[Written exercise]: Output all of the data below exactly as given.

Entries from a dataset

## begin

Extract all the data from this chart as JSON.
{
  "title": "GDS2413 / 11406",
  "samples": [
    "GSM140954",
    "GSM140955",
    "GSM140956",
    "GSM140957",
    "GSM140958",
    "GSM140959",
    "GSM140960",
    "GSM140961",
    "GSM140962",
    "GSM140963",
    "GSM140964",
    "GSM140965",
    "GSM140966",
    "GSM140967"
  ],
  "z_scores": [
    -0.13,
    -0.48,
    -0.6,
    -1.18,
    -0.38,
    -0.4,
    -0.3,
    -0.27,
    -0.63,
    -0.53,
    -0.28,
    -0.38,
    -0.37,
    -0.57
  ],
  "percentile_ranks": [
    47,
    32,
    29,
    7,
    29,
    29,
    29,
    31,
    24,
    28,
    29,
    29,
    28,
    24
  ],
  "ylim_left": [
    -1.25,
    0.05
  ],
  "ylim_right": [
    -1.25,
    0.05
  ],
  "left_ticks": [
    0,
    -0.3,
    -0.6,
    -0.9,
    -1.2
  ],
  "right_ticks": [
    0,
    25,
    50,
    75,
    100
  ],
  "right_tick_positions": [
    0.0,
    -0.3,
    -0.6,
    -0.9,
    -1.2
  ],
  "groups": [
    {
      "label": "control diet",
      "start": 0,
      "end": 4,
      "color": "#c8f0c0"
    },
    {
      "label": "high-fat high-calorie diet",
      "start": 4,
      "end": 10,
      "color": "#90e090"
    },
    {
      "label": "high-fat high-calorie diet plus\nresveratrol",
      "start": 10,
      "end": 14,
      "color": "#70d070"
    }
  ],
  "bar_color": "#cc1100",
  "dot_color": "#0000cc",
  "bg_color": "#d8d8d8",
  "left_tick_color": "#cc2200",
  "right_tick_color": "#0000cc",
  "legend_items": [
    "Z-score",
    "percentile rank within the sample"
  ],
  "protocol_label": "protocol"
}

## end

[Reply to the exercise]:
Extract all the data from this chart as JSON.
{
  "title": "GDS2413 / 11406",
  "samples": [
    "GSM140954",
    "GSM140955",
    "GSM140956",
    "GSM140957",
    "GSM140958",
    "GSM140959",
    "GSM140960",
    "GSM140961",
    "GSM140962",
    "GSM140963",
    "GSM140964",
    "GSM140965",
    "GSM140966",
    "GSM140967"
  ],
  "z_scores": [
    -0.13,
    -0.48,
    -0.6,
    -1.18,
    -0.38,
    -0.4,
    -0.3,
    -0.27,
    -0.63,
    -0.53,
    -0.28,
    -0.38,
    -0.37,
    -0.57
  ],
  "percentile_ranks": [
    47,
    32,
    29,
    7,
    29,
    29,
    29,
    31,
    24,
    28,
    29,
    29,
    28,
    24
  ],
  "ylim_left": [
    -1.25,
    0.05
  ],
  "ylim_right": [
    -1.25,
    0.05
  ],
  "left_ticks": [
    0,
    -0.3,
    -0.6,
    -0.9,
    -1.2
  ],
  "right_ticks": [
    0,
    25,
    50,
    75,
    100
  ],
  "right_tick_positions": [
    0.0,
    -0.3,
    -0.6,
    -0.9,
    -1.2
  ],
  "groups": [
    {
      "label": "control diet",
      "start": 0,
      "end": 4,
      "color": "#c8f0c0"
    },
    {
      "label": "high-fat high-calorie diet",
      "start": 4,
      "end": 10,
      "color": "#90e090"
    },
    {
      "label": "high-fat high-calorie diet plus\nresveratrol",
      "start": 10,
      "end": 14,
      "color": "#70d070"
    }
  ],
  "bar_color": "#cc1100",
  "dot_color": "#0000cc",
  "bg_color": "#d8d8d8",
  "left_tick_color": "#cc2200",
  "right_tick_color": "#0000cc",
  "legend_items": [
    "Z-score",
    "percentile rank within the sample"
  ],
  "protocol_label": "protocol"
}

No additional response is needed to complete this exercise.